→ REQUIRED TASK A: Print the electro-deformation unit excerpt word for word, in full.

In a specific embodiment, when the deformation unit is an electro-deformation unit, as shown in FIG. 2, the display module includes a display panel 1 and a grating structure 3 disposed on a light-emitting side of the display panel 1. The display module further includes an electro-deformation unit 4 located between the display panel 1 and the grating structure 3. The electro-deformation unit 4 may maintain the distance between the display panel 1 and the grating structure 3. Under the control of the electric field, the size of the electro-deformation unit 4 changes, so that the distance between the display panel 1 and the grating structure 3 changes. In this way, the change of the electric field may be controlled according to the position of the viewer, so as to control the electro-deformation unit. 4 size, the distance between the display panel 1 and the grating structure 3 may be adjusted, and the optimal viewing position may be adjusted, thereby solving the image crosstalk appearing in reverse vision, and improving the viewing experience of the viewer.

Further, as shown in FIG. 2, the electro-deformation unit 4 includes: a first electrode 41 and a second electrode 43, disposed opposite to each other;

an electroactive polymer material 42, located between the first electrode 41 and the second electrode 43;

an electrical signal is applied to the first electrode 41 and the second electrode 43, to controls a change of a thickness of the electroactive polymer material 42.

In order not to affect the display, the first electrode 41 and the second electrode 43 may be made of transparent conductive materials, such as ITO, IZO, and graphene. The electroactive polymer material may be an electronic electroactive polymer material and/or an ionic electroactive polymer material. When subjected to an electric field, the electronic electroactive polymer material and the ionic electroactive polymer material may rapidly deform.

→ DATASET RECORDS:
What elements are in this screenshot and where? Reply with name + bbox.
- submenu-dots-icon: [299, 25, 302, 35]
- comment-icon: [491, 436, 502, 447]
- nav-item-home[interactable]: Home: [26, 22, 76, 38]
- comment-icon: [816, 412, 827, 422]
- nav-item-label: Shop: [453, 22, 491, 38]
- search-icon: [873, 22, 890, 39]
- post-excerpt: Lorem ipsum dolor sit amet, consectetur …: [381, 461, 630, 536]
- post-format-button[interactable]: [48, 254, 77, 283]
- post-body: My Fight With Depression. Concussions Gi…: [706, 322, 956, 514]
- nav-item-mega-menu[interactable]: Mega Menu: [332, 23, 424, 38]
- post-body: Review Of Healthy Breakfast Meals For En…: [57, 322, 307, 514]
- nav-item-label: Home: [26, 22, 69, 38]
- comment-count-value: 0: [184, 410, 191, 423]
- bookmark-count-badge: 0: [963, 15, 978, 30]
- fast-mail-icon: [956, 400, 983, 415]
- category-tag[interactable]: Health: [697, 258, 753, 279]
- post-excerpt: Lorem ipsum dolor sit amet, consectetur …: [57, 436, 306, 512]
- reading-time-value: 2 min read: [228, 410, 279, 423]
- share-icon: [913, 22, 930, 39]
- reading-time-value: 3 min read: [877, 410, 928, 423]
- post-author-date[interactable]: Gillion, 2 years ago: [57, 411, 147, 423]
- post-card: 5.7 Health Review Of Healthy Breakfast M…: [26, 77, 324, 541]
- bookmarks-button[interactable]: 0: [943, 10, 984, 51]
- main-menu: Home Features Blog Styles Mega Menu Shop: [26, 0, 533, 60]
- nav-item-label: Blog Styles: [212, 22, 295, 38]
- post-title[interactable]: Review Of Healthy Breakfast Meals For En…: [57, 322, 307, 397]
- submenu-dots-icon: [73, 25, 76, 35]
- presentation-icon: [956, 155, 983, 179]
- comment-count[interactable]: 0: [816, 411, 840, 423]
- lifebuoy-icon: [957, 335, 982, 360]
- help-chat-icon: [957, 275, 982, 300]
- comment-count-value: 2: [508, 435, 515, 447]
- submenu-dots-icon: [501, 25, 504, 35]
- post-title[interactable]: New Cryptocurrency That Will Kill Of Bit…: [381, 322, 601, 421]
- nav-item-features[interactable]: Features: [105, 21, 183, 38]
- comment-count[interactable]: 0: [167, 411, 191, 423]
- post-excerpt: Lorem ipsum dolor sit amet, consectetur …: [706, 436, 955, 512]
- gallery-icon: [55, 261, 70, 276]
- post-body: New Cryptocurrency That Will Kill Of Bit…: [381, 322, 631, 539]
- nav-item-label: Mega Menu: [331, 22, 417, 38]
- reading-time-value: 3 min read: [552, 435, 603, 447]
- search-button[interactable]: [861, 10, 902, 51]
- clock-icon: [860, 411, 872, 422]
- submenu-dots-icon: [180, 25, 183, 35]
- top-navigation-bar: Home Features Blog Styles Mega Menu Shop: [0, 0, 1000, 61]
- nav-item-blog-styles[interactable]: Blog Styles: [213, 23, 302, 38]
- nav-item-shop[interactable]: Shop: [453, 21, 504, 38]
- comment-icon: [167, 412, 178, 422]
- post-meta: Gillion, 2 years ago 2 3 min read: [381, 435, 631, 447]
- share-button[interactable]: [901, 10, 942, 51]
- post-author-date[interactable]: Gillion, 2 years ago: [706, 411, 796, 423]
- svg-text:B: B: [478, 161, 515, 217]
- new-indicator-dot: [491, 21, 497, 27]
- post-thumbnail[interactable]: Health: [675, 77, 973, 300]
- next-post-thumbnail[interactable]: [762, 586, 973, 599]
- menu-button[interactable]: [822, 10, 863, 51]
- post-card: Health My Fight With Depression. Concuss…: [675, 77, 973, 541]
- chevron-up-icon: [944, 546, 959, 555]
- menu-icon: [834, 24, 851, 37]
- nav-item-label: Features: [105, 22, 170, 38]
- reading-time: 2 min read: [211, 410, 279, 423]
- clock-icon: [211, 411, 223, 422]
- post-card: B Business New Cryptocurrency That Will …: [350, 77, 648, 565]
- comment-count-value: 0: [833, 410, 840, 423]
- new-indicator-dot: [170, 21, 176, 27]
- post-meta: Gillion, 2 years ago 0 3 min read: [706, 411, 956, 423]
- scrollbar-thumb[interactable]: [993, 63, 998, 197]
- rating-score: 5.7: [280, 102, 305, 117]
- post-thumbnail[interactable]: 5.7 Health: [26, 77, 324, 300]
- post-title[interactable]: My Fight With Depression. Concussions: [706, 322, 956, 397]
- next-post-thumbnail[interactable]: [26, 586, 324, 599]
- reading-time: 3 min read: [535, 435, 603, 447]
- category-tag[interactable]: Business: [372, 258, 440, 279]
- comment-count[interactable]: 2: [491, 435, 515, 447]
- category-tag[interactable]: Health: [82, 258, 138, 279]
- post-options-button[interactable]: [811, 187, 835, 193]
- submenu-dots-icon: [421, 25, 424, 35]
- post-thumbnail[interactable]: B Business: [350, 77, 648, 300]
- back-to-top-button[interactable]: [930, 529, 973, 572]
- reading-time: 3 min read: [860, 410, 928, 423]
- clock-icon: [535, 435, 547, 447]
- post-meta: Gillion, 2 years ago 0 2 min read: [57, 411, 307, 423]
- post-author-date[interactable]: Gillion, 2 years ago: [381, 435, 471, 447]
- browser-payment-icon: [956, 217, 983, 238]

→ REQUIRED TASK B: Output the listing lines from the first line of the listing through the line holding "- search-icon: [873, 22, 890, 39]", inclusive, and nothing more.

→ FINAL ANSWER A:
In a specific embodiment, when the deformation unit is an electro-deformation unit, as shown in FIG. 2, the display module includes a display panel 1 and a grating structure 3 disposed on a light-emitting side of the display panel 1. The display module further includes an electro-deformation unit 4 located between the display panel 1 and the grating structure 3. The electro-deformation unit 4 may maintain the distance between the display panel 1 and the grating structure 3. Under the control of the electric field, the size of the electro-deformation unit 4 changes, so that the distance between the display panel 1 and the grating structure 3 changes. In this way, the change of the electric field may be controlled according to the position of the viewer, so as to control the electro-deformation unit. 4 size, the distance between the display panel 1 and the grating structure 3 may be adjusted, and the optimal viewing position may be adjusted, thereby solving the image crosstalk appearing in reverse vision, and improving the viewing experience of the viewer.

Further, as shown in FIG. 2, the electro-deformation unit 4 includes: a first electrode 41 and a second electrode 43, disposed opposite to each other;

an electroactive polymer material 42, located between the first electrode 41 and the second electrode 43;

an electrical signal is applied to the first electrode 41 and the second electrode 43, to controls a change of a thickness of the electroactive polymer material 42.

In order not to affect the display, the first electrode 41 and the second electrode 43 may be made of transparent conductive materials, such as ITO, IZO, and graphene. The electroactive polymer material may be an electronic electroactive polymer material and/or an ionic electroactive polymer material. When subjected to an electric field, the electronic electroactive polymer material and the ionic electroactive polymer material may rapidly deform.

→ FINAL ANSWER B:
What elements are in this screenshot and where? Reply with name + bbox.
- submenu-dots-icon: [299, 25, 302, 35]
- comment-icon: [491, 436, 502, 447]
- nav-item-home[interactable]: Home: [26, 22, 76, 38]
- comment-icon: [816, 412, 827, 422]
- nav-item-label: Shop: [453, 22, 491, 38]
- search-icon: [873, 22, 890, 39]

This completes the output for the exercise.